What is required: Across the listing below, count the lines that mention the string "一般公共预算财政拨款基本支出决算明细表". Reply with the figure only.
+++ Input records +++
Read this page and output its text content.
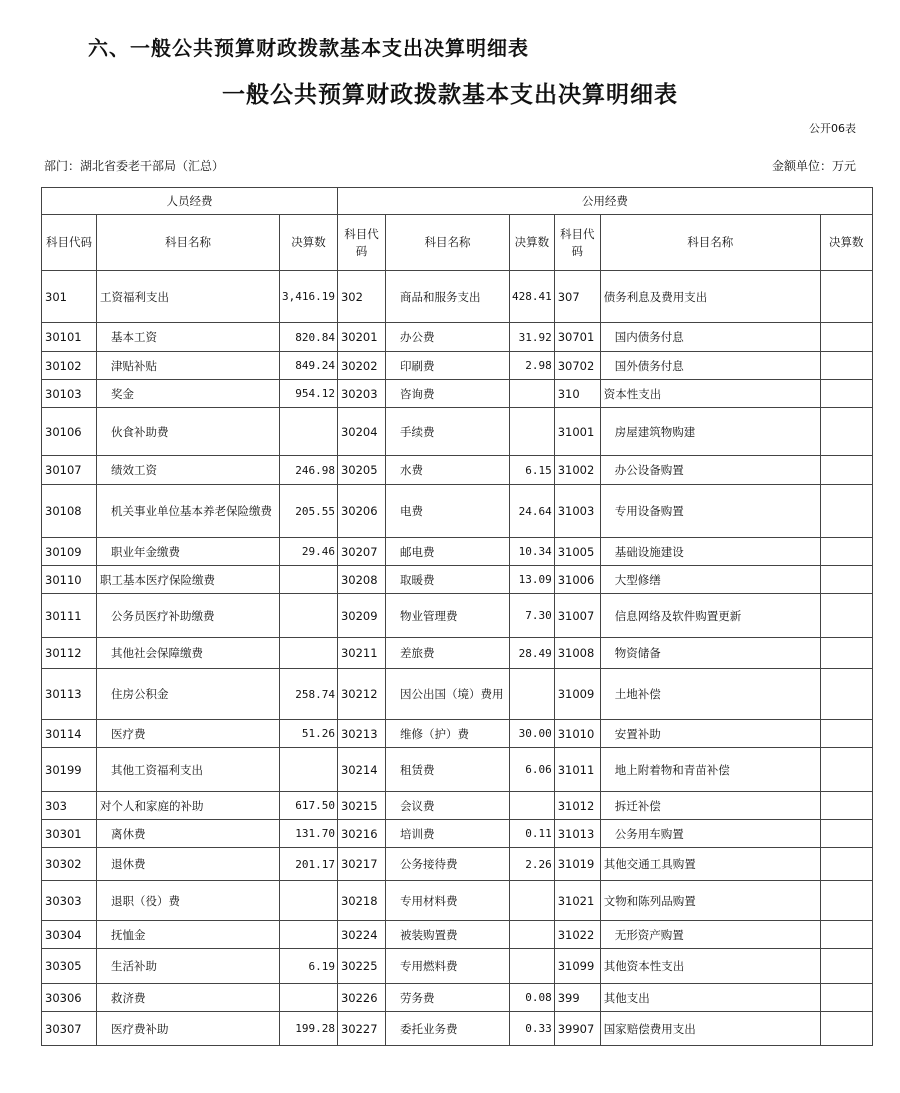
六、一般公共预算财政拨款基本支出决算明细表
一般公共预算财政拨款基本支出决算明细表
公开06表
部门：湖北省委老干部局（汇总）	金额单位：万元
人员经费			公用经费					
科目代码	科目名称	决算数	科目代码	科目名称	决算数	科目代码	科目名称	决算数
301	工资福利支出	3,416.19	302	商品和服务支出	428.41	307	债务利息及费用支出	
30101	基本工资	820.84	30201	办公费	31.92	30701	国内债务付息	
30102	津贴补贴	849.24	30202	印刷费	2.98	30702	国外债务付息	
30103	奖金	954.12	30203	咨询费		310	资本性支出	
30106	伙食补助费		30204	手续费		31001	房屋建筑物购建	
30107	绩效工资	246.98	30205	水费	6.15	31002	办公设备购置	
30108	机关事业单位基本养老保险缴费	205.55	30206	电费	24.64	31003	专用设备购置	
30109	职业年金缴费	29.46	30207	邮电费	10.34	31005	基础设施建设	
30110	职工基本医疗保险缴费		30208	取暖费	13.09	31006	大型修缮	
30111	公务员医疗补助缴费		30209	物业管理费	7.30	31007	信息网络及软件购置更新	
30112	其他社会保障缴费		30211	差旅费	28.49	31008	物资储备	
30113	住房公积金	258.74	30212	因公出国（境）费用		31009	土地补偿	
30114	医疗费	51.26	30213	维修（护）费	30.00	31010	安置补助	
30199	其他工资福利支出		30214	租赁费	6.06	31011	地上附着物和青苗补偿	
303	对个人和家庭的补助	617.50	30215	会议费		31012	拆迁补偿	
30301	离休费	131.70	30216	培训费	0.11	31013	公务用车购置	
30302	退休费	201.17	30217	公务接待费	2.26	31019	其他交通工具购置	
30303	退职（役）费		30218	专用材料费		31021	文物和陈列品购置	
30304	抚恤金		30224	被装购置费		31022	无形资产购置	
30305	生活补助	6.19	30225	专用燃料费		31099	其他资本性支出	
30306	救济费		30226	劳务费	0.08	399	其他支出	
30307	医疗费补助	199.28	30227	委托业务费	0.33	39907	国家赔偿费用支出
+++
Expected output: 2